## start SUPPLIED MATERIAL

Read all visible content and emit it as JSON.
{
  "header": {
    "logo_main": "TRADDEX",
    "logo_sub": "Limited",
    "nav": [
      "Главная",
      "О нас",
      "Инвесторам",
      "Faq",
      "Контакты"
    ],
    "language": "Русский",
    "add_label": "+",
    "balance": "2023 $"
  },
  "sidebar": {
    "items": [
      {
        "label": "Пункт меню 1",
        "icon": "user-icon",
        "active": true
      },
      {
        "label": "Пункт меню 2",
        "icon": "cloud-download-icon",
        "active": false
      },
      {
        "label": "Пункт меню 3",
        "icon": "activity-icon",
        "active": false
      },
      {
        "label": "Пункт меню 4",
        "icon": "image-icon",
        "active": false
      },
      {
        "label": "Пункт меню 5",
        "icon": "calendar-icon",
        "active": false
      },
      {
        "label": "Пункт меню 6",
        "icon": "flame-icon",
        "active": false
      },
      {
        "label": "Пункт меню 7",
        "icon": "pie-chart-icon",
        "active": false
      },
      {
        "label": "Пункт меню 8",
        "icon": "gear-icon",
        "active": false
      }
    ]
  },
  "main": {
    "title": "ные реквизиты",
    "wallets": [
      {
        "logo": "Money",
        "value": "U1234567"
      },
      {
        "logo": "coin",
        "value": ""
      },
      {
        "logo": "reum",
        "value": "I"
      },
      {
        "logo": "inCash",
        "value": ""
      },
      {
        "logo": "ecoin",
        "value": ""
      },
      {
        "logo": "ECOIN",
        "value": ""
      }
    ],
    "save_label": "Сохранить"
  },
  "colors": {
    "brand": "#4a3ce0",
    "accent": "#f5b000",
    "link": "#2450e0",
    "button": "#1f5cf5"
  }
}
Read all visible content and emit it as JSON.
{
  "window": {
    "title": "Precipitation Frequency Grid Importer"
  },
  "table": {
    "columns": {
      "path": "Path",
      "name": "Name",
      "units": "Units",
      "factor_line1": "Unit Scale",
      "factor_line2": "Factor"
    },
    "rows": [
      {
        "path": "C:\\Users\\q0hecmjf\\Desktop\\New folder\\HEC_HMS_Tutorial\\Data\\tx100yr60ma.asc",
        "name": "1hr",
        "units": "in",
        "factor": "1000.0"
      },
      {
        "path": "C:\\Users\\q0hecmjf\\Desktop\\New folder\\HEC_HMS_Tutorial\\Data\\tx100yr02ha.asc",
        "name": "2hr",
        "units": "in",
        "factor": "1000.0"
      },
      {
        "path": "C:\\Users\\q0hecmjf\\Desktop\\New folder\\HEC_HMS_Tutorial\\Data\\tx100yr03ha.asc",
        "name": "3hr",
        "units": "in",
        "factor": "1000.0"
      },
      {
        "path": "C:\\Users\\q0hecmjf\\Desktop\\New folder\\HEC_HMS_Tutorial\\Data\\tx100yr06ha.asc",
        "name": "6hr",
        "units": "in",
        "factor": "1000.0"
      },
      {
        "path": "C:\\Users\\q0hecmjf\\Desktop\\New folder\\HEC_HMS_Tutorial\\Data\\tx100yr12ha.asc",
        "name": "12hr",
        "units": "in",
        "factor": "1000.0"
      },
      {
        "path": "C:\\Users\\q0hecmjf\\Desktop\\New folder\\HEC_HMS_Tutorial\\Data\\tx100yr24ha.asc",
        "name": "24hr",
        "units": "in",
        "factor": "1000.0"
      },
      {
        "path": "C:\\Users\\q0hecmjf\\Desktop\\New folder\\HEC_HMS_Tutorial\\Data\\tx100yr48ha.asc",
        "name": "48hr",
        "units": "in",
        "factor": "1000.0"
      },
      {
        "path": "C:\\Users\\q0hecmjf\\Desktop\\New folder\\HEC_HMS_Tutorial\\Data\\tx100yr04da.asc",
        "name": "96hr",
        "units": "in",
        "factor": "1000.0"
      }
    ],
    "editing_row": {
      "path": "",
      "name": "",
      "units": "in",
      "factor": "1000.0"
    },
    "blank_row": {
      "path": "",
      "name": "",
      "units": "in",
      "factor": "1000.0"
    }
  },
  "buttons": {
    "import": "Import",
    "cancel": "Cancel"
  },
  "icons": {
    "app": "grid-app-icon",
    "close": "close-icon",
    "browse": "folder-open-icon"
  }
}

## end SUPPLIED MATERIAL

SHORT TASK:
All of the entries need to be reproduced exactly; please write them out.

RESPONSE:
Read all visible content and emit it as JSON.
{
  "header": {
    "logo_main": "TRADDEX",
    "logo_sub": "Limited",
    "nav": [
      "Главная",
      "О нас",
      "Инвесторам",
      "Faq",
      "Контакты"
    ],
    "language": "Русский",
    "add_label": "+",
    "balance": "2023 $"
  },
  "sidebar": {
    "items": [
      {
        "label": "Пункт меню 1",
        "icon": "user-icon",
        "active": true
      },
      {
        "label": "Пункт меню 2",
        "icon": "cloud-download-icon",
        "active": false
      },
      {
        "label": "Пункт меню 3",
        "icon": "activity-icon",
        "active": false
      },
      {
        "label": "Пункт меню 4",
        "icon": "image-icon",
        "active": false
      },
      {
        "label": "Пункт меню 5",
        "icon": "calendar-icon",
        "active": false
      },
      {
        "label": "Пункт меню 6",
        "icon": "flame-icon",
        "active": false
      },
      {
        "label": "Пункт меню 7",
        "icon": "pie-chart-icon",
        "active": false
      },
      {
        "label": "Пункт меню 8",
        "icon": "gear-icon",
        "active": false
      }
    ]
  },
  "main": {
    "title": "ные реквизиты",
    "wallets": [
      {
        "logo": "Money",
        "value": "U1234567"
      },
      {
        "logo": "coin",
        "value": ""
      },
      {
        "logo": "reum",
        "value": "I"
      },
      {
        "logo": "inCash",
        "value": ""
      },
      {
        "logo": "ecoin",
        "value": ""
      },
      {
        "logo": "ECOIN",
        "value": ""
      }
    ],
    "save_label": "Сохранить"
  },
  "colors": {
    "brand": "#4a3ce0",
    "accent": "#f5b000",
    "link": "#2450e0",
    "button": "#1f5cf5"
  }
}
Read all visible content and emit it as JSON.
{
  "window": {
    "title": "Precipitation Frequency Grid Importer"
  },
  "table": {
    "columns": {
      "path": "Path",
      "name": "Name",
      "units": "Units",
      "factor_line1": "Unit Scale",
      "factor_line2": "Factor"
    },
    "rows": [
      {
        "path": "C:\\Users\\q0hecmjf\\Desktop\\New folder\\HEC_HMS_Tutorial\\Data\\tx100yr60ma.asc",
        "name": "1hr",
        "units": "in",
        "factor": "1000.0"
      },
      {
        "path": "C:\\Users\\q0hecmjf\\Desktop\\New folder\\HEC_HMS_Tutorial\\Data\\tx100yr02ha.asc",
        "name": "2hr",
        "units": "in",
        "factor": "1000.0"
      },
      {
        "path": "C:\\Users\\q0hecmjf\\Desktop\\New folder\\HEC_HMS_Tutorial\\Data\\tx100yr03ha.asc",
        "name": "3hr",
        "units": "in",
        "factor": "1000.0"
      },
      {
        "path": "C:\\Users\\q0hecmjf\\Desktop\\New folder\\HEC_HMS_Tutorial\\Data\\tx100yr06ha.asc",
        "name": "6hr",
        "units": "in",
        "factor": "1000.0"
      },
      {
        "path": "C:\\Users\\q0hecmjf\\Desktop\\New folder\\HEC_HMS_Tutorial\\Data\\tx100yr12ha.asc",
        "name": "12hr",
        "units": "in",
        "factor": "1000.0"
      },
      {
        "path": "C:\\Users\\q0hecmjf\\Desktop\\New folder\\HEC_HMS_Tutorial\\Data\\tx100yr24ha.asc",
        "name": "24hr",
        "units": "in",
        "factor": "1000.0"
      },
      {
        "path": "C:\\Users\\q0hecmjf\\Desktop\\New folder\\HEC_HMS_Tutorial\\Data\\tx100yr48ha.asc",
        "name": "48hr",
        "units": "in",
        "factor": "1000.0"
      },
      {
        "path": "C:\\Users\\q0hecmjf\\Desktop\\New folder\\HEC_HMS_Tutorial\\Data\\tx100yr04da.asc",
        "name": "96hr",
        "units": "in",
        "factor": "1000.0"
      }
    ],
    "editing_row": {
      "path": "",
      "name": "",
      "units": "in",
      "factor": "1000.0"
    },
    "blank_row": {
      "path": "",
      "name": "",
      "units": "in",
      "factor": "1000.0"
    }
  },
  "buttons": {
    "import": "Import",
    "cancel": "Cancel"
  },
  "icons": {
    "app": "grid-app-icon",
    "close": "close-icon",
    "browse": "folder-open-icon"
  }
}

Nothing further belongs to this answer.